Dataset items:
***

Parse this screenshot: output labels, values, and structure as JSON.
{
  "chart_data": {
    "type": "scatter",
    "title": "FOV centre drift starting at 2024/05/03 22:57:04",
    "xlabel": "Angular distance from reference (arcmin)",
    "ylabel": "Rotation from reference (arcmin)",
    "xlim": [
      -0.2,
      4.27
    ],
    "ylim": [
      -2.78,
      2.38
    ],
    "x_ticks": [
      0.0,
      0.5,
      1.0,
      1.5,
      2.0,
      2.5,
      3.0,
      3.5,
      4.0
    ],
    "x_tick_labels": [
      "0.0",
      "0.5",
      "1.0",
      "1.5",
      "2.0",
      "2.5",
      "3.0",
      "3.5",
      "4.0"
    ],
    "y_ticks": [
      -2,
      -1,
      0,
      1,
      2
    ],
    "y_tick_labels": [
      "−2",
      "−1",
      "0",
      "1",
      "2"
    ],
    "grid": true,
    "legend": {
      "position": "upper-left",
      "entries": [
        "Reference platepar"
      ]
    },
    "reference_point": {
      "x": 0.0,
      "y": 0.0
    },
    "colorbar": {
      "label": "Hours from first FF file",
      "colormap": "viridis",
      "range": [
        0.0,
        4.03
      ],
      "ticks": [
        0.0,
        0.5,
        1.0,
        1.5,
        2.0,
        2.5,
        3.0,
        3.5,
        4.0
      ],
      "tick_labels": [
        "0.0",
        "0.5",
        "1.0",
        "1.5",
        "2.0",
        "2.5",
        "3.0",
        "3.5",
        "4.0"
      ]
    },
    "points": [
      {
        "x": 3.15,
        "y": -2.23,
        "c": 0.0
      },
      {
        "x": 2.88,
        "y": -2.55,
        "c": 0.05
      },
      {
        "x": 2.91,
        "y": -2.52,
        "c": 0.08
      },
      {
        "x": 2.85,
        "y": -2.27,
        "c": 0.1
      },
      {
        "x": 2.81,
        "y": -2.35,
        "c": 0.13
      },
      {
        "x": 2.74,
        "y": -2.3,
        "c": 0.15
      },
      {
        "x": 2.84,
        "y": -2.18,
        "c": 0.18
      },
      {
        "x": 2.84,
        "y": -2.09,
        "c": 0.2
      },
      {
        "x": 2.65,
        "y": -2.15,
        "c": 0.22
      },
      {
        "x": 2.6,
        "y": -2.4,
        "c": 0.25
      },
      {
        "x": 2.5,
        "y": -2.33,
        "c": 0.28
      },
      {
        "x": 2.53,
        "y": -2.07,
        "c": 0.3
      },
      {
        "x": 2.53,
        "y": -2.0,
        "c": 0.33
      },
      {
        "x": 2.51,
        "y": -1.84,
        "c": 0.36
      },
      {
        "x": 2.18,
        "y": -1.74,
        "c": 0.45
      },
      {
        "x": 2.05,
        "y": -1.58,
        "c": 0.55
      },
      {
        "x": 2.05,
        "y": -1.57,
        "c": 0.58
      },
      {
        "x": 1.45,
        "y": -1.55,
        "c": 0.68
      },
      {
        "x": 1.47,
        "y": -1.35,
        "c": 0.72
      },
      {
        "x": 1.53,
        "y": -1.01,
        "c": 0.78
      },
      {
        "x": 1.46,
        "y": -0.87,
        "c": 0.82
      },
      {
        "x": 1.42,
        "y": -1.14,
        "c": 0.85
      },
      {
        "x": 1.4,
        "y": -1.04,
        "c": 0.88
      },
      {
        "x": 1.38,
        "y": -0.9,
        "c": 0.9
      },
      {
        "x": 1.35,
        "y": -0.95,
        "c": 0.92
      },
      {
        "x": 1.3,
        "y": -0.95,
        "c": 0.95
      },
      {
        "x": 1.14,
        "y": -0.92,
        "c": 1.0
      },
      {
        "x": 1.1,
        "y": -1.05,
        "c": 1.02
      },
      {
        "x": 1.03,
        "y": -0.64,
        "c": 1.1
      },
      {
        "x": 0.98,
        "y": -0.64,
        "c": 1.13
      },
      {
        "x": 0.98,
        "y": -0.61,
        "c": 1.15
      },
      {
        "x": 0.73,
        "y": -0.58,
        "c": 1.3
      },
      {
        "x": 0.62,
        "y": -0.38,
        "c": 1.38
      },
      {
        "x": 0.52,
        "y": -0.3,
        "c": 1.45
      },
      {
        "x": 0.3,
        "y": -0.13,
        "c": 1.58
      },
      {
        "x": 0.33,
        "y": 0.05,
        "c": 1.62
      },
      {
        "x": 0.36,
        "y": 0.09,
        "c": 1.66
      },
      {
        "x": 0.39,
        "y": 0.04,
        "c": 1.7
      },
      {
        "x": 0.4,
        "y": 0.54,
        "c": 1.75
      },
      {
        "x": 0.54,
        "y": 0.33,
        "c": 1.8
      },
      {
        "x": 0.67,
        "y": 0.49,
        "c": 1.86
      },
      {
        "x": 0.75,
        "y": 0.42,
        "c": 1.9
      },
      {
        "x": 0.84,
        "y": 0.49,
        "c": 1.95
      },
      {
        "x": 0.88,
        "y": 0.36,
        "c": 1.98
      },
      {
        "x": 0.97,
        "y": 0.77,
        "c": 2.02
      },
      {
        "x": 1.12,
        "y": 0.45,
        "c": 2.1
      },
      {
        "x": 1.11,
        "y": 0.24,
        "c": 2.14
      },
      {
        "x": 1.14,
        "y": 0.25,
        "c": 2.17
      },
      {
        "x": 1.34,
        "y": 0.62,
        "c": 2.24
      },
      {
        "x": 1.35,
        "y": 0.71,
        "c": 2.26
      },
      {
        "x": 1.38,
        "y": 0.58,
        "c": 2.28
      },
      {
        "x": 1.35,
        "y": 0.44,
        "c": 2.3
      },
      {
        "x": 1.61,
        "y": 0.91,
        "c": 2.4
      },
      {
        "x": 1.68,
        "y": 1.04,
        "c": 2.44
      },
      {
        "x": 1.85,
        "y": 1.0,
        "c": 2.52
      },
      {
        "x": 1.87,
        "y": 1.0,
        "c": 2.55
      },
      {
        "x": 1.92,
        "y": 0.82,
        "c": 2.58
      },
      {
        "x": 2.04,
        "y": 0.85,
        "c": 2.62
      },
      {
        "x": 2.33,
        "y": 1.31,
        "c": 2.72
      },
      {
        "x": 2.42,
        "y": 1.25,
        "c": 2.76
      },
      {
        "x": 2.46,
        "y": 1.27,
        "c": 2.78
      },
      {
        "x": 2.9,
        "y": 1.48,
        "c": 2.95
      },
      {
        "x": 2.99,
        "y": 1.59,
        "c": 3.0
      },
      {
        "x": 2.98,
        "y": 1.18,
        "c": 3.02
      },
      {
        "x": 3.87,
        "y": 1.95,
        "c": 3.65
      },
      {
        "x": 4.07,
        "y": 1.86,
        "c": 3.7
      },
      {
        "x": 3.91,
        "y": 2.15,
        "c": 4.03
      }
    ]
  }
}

***

WHAT THIS TASK INVOLVES:
All of the material above needs to be copied exactly.

FINAL ANSWER:
Parse this screenshot: output labels, values, and structure as JSON.
{
  "chart_data": {
    "type": "scatter",
    "title": "FOV centre drift starting at 2024/05/03 22:57:04",
    "xlabel": "Angular distance from reference (arcmin)",
    "ylabel": "Rotation from reference (arcmin)",
    "xlim": [
      -0.2,
      4.27
    ],
    "ylim": [
      -2.78,
      2.38
    ],
    "x_ticks": [
      0.0,
      0.5,
      1.0,
      1.5,
      2.0,
      2.5,
      3.0,
      3.5,
      4.0
    ],
    "x_tick_labels": [
      "0.0",
      "0.5",
      "1.0",
      "1.5",
      "2.0",
      "2.5",
      "3.0",
      "3.5",
      "4.0"
    ],
    "y_ticks": [
      -2,
      -1,
      0,
      1,
      2
    ],
    "y_tick_labels": [
      "−2",
      "−1",
      "0",
      "1",
      "2"
    ],
    "grid": true,
    "legend": {
      "position": "upper-left",
      "entries": [
        "Reference platepar"
      ]
    },
    "reference_point": {
      "x": 0.0,
      "y": 0.0
    },
    "colorbar": {
      "label": "Hours from first FF file",
      "colormap": "viridis",
      "range": [
        0.0,
        4.03
      ],
      "ticks": [
        0.0,
        0.5,
        1.0,
        1.5,
        2.0,
        2.5,
        3.0,
        3.5,
        4.0
      ],
      "tick_labels": [
        "0.0",
        "0.5",
        "1.0",
        "1.5",
        "2.0",
        "2.5",
        "3.0",
        "3.5",
        "4.0"
      ]
    },
    "points": [
      {
        "x": 3.15,
        "y": -2.23,
        "c": 0.0
      },
      {
        "x": 2.88,
        "y": -2.55,
        "c": 0.05
      },
      {
        "x": 2.91,
        "y": -2.52,
        "c": 0.08
      },
      {
        "x": 2.85,
        "y": -2.27,
        "c": 0.1
      },
      {
        "x": 2.81,
        "y": -2.35,
        "c": 0.13
      },
      {
        "x": 2.74,
        "y": -2.3,
        "c": 0.15
      },
      {
        "x": 2.84,
        "y": -2.18,
        "c": 0.18
      },
      {
        "x": 2.84,
        "y": -2.09,
        "c": 0.2
      },
      {
        "x": 2.65,
        "y": -2.15,
        "c": 0.22
      },
      {
        "x": 2.6,
        "y": -2.4,
        "c": 0.25
      },
      {
        "x": 2.5,
        "y": -2.33,
        "c": 0.28
      },
      {
        "x": 2.53,
        "y": -2.07,
        "c": 0.3
      },
      {
        "x": 2.53,
        "y": -2.0,
        "c": 0.33
      },
      {
        "x": 2.51,
        "y": -1.84,
        "c": 0.36
      },
      {
        "x": 2.18,
        "y": -1.74,
        "c": 0.45
      },
      {
        "x": 2.05,
        "y": -1.58,
        "c": 0.55
      },
      {
        "x": 2.05,
        "y": -1.57,
        "c": 0.58
      },
      {
        "x": 1.45,
        "y": -1.55,
        "c": 0.68
      },
      {
        "x": 1.47,
        "y": -1.35,
        "c": 0.72
      },
      {
        "x": 1.53,
        "y": -1.01,
        "c": 0.78
      },
      {
        "x": 1.46,
        "y": -0.87,
        "c": 0.82
      },
      {
        "x": 1.42,
        "y": -1.14,
        "c": 0.85
      },
      {
        "x": 1.4,
        "y": -1.04,
        "c": 0.88
      },
      {
        "x": 1.38,
        "y": -0.9,
        "c": 0.9
      },
      {
        "x": 1.35,
        "y": -0.95,
        "c": 0.92
      },
      {
        "x": 1.3,
        "y": -0.95,
        "c": 0.95
      },
      {
        "x": 1.14,
        "y": -0.92,
        "c": 1.0
      },
      {
        "x": 1.1,
        "y": -1.05,
        "c": 1.02
      },
      {
        "x": 1.03,
        "y": -0.64,
        "c": 1.1
      },
      {
        "x": 0.98,
        "y": -0.64,
        "c": 1.13
      },
      {
        "x": 0.98,
        "y": -0.61,
        "c": 1.15
      },
      {
        "x": 0.73,
        "y": -0.58,
        "c": 1.3
      },
      {
        "x": 0.62,
        "y": -0.38,
        "c": 1.38
      },
      {
        "x": 0.52,
        "y": -0.3,
        "c": 1.45
      },
      {
        "x": 0.3,
        "y": -0.13,
        "c": 1.58
      },
      {
        "x": 0.33,
        "y": 0.05,
        "c": 1.62
      },
      {
        "x": 0.36,
        "y": 0.09,
        "c": 1.66
      },
      {
        "x": 0.39,
        "y": 0.04,
        "c": 1.7
      },
      {
        "x": 0.4,
        "y": 0.54,
        "c": 1.75
      },
      {
        "x": 0.54,
        "y": 0.33,
        "c": 1.8
      },
      {
        "x": 0.67,
        "y": 0.49,
        "c": 1.86
      },
      {
        "x": 0.75,
        "y": 0.42,
        "c": 1.9
      },
      {
        "x": 0.84,
        "y": 0.49,
        "c": 1.95
      },
      {
        "x": 0.88,
        "y": 0.36,
        "c": 1.98
      },
      {
        "x": 0.97,
        "y": 0.77,
        "c": 2.02
      },
      {
        "x": 1.12,
        "y": 0.45,
        "c": 2.1
      },
      {
        "x": 1.11,
        "y": 0.24,
        "c": 2.14
      },
      {
        "x": 1.14,
        "y": 0.25,
        "c": 2.17
      },
      {
        "x": 1.34,
        "y": 0.62,
        "c": 2.24
      },
      {
        "x": 1.35,
        "y": 0.71,
        "c": 2.26
      },
      {
        "x": 1.38,
        "y": 0.58,
        "c": 2.28
      },
      {
        "x": 1.35,
        "y": 0.44,
        "c": 2.3
      },
      {
        "x": 1.61,
        "y": 0.91,
        "c": 2.4
      },
      {
        "x": 1.68,
        "y": 1.04,
        "c": 2.44
      },
      {
        "x": 1.85,
        "y": 1.0,
        "c": 2.52
      },
      {
        "x": 1.87,
        "y": 1.0,
        "c": 2.55
      },
      {
        "x": 1.92,
        "y": 0.82,
        "c": 2.58
      },
      {
        "x": 2.04,
        "y": 0.85,
        "c": 2.62
      },
      {
        "x": 2.33,
        "y": 1.31,
        "c": 2.72
      },
      {
        "x": 2.42,
        "y": 1.25,
        "c": 2.76
      },
      {
        "x": 2.46,
        "y": 1.27,
        "c": 2.78
      },
      {
        "x": 2.9,
        "y": 1.48,
        "c": 2.95
      },
      {
        "x": 2.99,
        "y": 1.59,
        "c": 3.0
      },
      {
        "x": 2.98,
        "y": 1.18,
        "c": 3.02
      },
      {
        "x": 3.87,
        "y": 1.95,
        "c": 3.65
      },
      {
        "x": 4.07,
        "y": 1.86,
        "c": 3.7
      },
      {
        "x": 3.91,
        "y": 2.15,
        "c": 4.03
      }
    ]
  }
}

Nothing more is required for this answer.